** BEGIN DATASET CONTENT **
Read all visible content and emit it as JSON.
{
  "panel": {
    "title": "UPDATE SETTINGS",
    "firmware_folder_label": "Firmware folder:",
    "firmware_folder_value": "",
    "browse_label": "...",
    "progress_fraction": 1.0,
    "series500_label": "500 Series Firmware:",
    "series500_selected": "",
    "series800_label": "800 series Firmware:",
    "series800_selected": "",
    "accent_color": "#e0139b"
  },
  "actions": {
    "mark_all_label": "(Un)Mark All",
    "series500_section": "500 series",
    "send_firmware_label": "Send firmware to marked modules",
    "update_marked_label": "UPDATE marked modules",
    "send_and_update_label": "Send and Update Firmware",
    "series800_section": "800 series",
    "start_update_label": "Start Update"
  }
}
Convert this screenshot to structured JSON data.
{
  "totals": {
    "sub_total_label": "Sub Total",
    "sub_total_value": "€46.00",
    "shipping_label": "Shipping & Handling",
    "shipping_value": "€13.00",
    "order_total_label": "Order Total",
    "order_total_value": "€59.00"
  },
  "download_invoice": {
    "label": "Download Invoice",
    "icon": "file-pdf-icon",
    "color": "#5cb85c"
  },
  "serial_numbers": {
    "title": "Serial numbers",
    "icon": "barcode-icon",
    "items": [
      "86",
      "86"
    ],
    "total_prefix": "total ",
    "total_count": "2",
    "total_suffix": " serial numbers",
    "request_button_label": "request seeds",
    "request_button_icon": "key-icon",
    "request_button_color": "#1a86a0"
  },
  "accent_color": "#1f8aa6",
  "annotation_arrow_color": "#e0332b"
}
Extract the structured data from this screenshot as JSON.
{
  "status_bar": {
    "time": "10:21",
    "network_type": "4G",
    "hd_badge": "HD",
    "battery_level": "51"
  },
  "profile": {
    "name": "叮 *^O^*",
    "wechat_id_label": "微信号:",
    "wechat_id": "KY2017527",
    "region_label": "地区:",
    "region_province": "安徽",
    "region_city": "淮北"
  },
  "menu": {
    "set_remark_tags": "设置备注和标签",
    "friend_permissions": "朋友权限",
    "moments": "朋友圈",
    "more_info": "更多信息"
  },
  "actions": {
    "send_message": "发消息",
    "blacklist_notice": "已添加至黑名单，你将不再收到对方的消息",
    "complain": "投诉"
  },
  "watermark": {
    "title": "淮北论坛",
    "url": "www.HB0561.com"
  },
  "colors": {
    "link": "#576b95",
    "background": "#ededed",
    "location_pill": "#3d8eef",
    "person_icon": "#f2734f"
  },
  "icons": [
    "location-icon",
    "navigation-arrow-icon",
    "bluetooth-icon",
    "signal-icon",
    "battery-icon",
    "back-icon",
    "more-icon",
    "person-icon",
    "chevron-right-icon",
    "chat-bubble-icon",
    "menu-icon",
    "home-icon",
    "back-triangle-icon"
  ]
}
** END DATASET CONTENT **
▶ _YOUR TASK_
Extract the listing in its entirety and repeat it exactly.

▶ _FULL RESPONSE_
Read all visible content and emit it as JSON.
{
  "panel": {
    "title": "UPDATE SETTINGS",
    "firmware_folder_label": "Firmware folder:",
    "firmware_folder_value": "",
    "browse_label": "...",
    "progress_fraction": 1.0,
    "series500_label": "500 Series Firmware:",
    "series500_selected": "",
    "series800_label": "800 series Firmware:",
    "series800_selected": "",
    "accent_color": "#e0139b"
  },
  "actions": {
    "mark_all_label": "(Un)Mark All",
    "series500_section": "500 series",
    "send_firmware_label": "Send firmware to marked modules",
    "update_marked_label": "UPDATE marked modules",
    "send_and_update_label": "Send and Update Firmware",
    "series800_section": "800 series",
    "start_update_label": "Start Update"
  }
}
Convert this screenshot to structured JSON data.
{
  "totals": {
    "sub_total_label": "Sub Total",
    "sub_total_value": "€46.00",
    "shipping_label": "Shipping & Handling",
    "shipping_value": "€13.00",
    "order_total_label": "Order Total",
    "order_total_value": "€59.00"
  },
  "download_invoice": {
    "label": "Download Invoice",
    "icon": "file-pdf-icon",
    "color": "#5cb85c"
  },
  "serial_numbers": {
    "title": "Serial numbers",
    "icon": "barcode-icon",
    "items": [
      "86",
      "86"
    ],
    "total_prefix": "total ",
    "total_count": "2",
    "total_suffix": " serial numbers",
    "request_button_label": "request seeds",
    "request_button_icon": "key-icon",
    "request_button_color": "#1a86a0"
  },
  "accent_color": "#1f8aa6",
  "annotation_arrow_color": "#e0332b"
}
Extract the structured data from this screenshot as JSON.
{
  "status_bar": {
    "time": "10:21",
    "network_type": "4G",
    "hd_badge": "HD",
    "battery_level": "51"
  },
  "profile": {
    "name": "叮 *^O^*",
    "wechat_id_label": "微信号:",
    "wechat_id": "KY2017527",
    "region_label": "地区:",
    "region_province": "安徽",
    "region_city": "淮北"
  },
  "menu": {
    "set_remark_tags": "设置备注和标签",
    "friend_permissions": "朋友权限",
    "moments": "朋友圈",
    "more_info": "更多信息"
  },
  "actions": {
    "send_message": "发消息",
    "blacklist_notice": "已添加至黑名单，你将不再收到对方的消息",
    "complain": "投诉"
  },
  "watermark": {
    "title": "淮北论坛",
    "url": "www.HB0561.com"
  },
  "colors": {
    "link": "#576b95",
    "background": "#ededed",
    "location_pill": "#3d8eef",
    "person_icon": "#f2734f"
  },
  "icons": [
    "location-icon",
    "navigation-arrow-icon",
    "bluetooth-icon",
    "signal-icon",
    "battery-icon",
    "back-icon",
    "more-icon",
    "person-icon",
    "chevron-right-icon",
    "chat-bubble-icon",
    "menu-icon",
    "home-icon",
    "back-triangle-icon"
  ]
}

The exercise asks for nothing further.